::: Passage proposé :::

Je le vois avec mon prof de percussions, c'est un gars qui envoie, qui joue, et qui se trouve autant à l'aise dans le Cubain que dans l'Africain. Et quand il anime un groupe, il sait faire en sorte de rattrapper en route ceux qui se plantent, les stimuler, leur donner envie de livrer ce qu'ils ont de meilleur. Il sait délivrer la petite clé qui permet à chacun de retomber sur ses pattes, de se reprendre, de retrouver le chemin, d'avoir à nouveau les bons repères.

Je l'ai vu avec beaucoup de gens, dans des domaines divers. Des gens qui enseignent et qui pratiquent. Des gens qu'on ne peut qu'admirer, qui épatent, que ce soit derrière une batterie, sur un tatami, face à une paroi difficile... Ils ne sont pas seulement passionnés de musique, de karaté, d'escalade ou autre. Ils sont habités, illuminés par une sorte de feu sacré. Ils ont le don de transmettre, d'enthousiasmer, de transcender. Avec eux, on ne reste pas à les admirer, on devient bon soi-même. C'est assez inexplicable. Ils entraînent, on dirait qu'ils pourraient faire bouger des montagnes.

:::

**Objectifs**.
[1] D'après le texte sur l'art de transmettre, dans quels styles le professeur de percussions se trouve-t-il à l'aise ?
[2] Reprenez le texte sur l'art de transmettre entre "Je le vois avec" et "les bons repères.", bornes incluses, en substituant "batterie" à "percussions".

::: Section des données :::

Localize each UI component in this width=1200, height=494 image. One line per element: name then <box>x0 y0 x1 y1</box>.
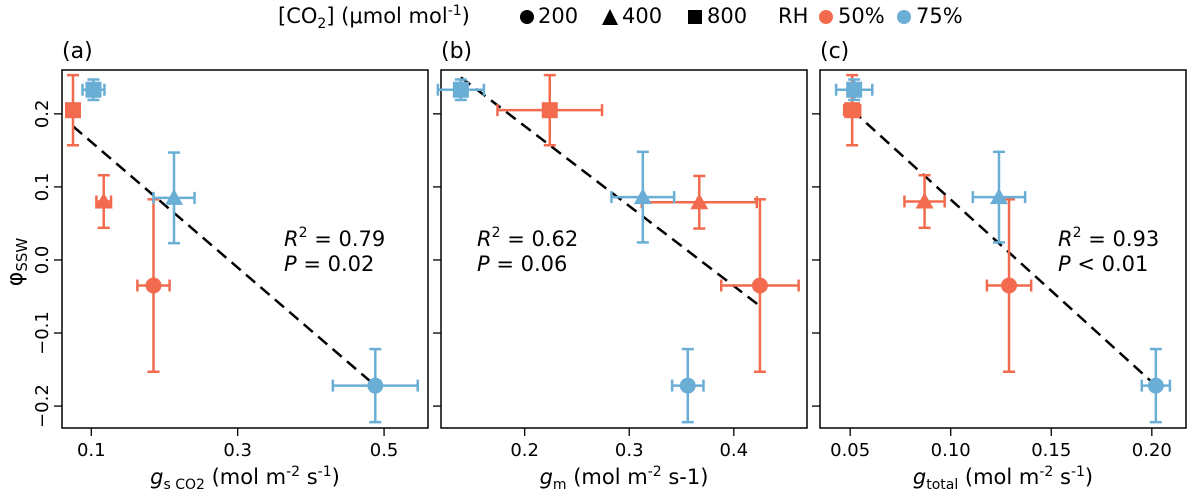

:::
::: Section des données :::

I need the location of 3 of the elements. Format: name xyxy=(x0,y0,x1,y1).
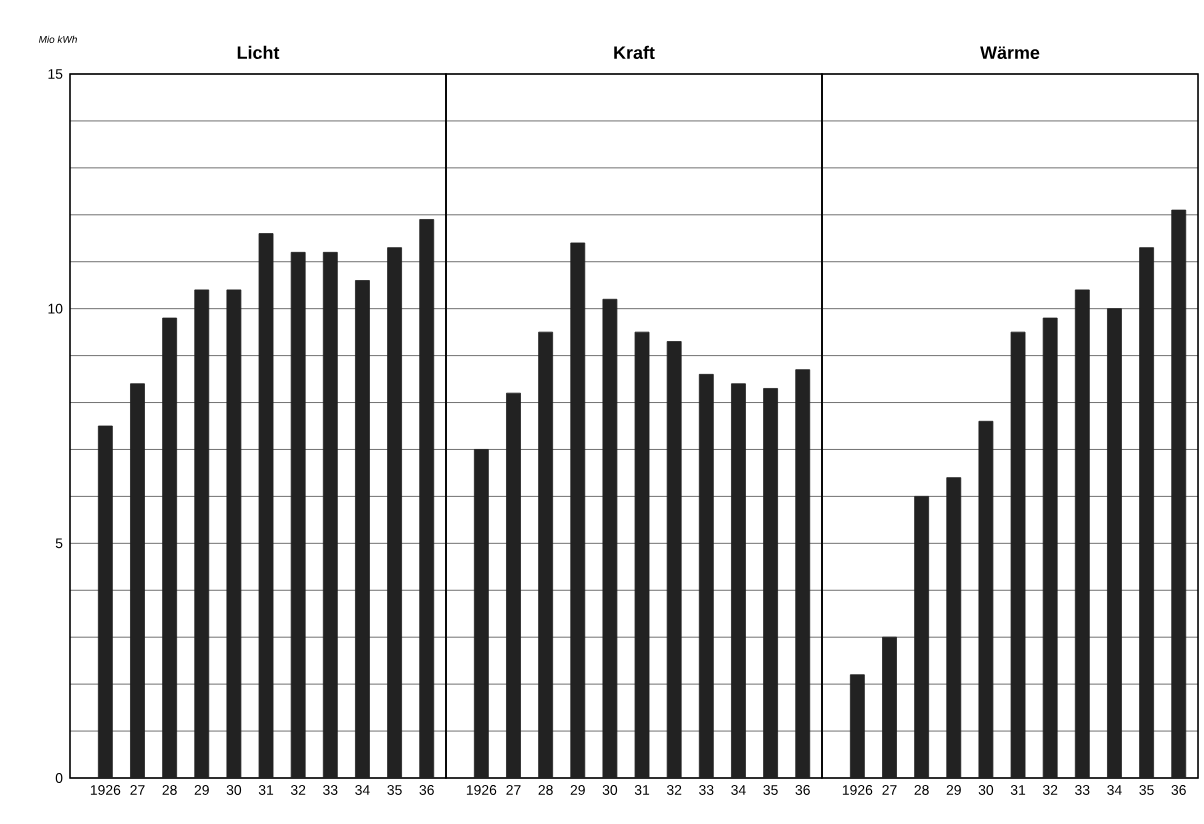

:::

**Réponses par tâche**.
[1] Il se trouve autant à l'aise dans le Cubain que dans l'Africain.

[2]
Je le vois avec mon prof de batterie, c'est un gars qui envoie, qui joue, et qui se trouve autant à l'aise dans le Cubain que dans l'Africain. Et quand il anime un groupe, il sait faire en sorte de rattrapper en route ceux qui se plantent, les stimuler, leur donner envie de livrer ce qu'ils ont de meilleur. Il sait délivrer la petite clé qui permet à chacun de retomber sur ses pattes, de se reprendre, de retrouver le chemin, d'avoir à nouveau les bons repères.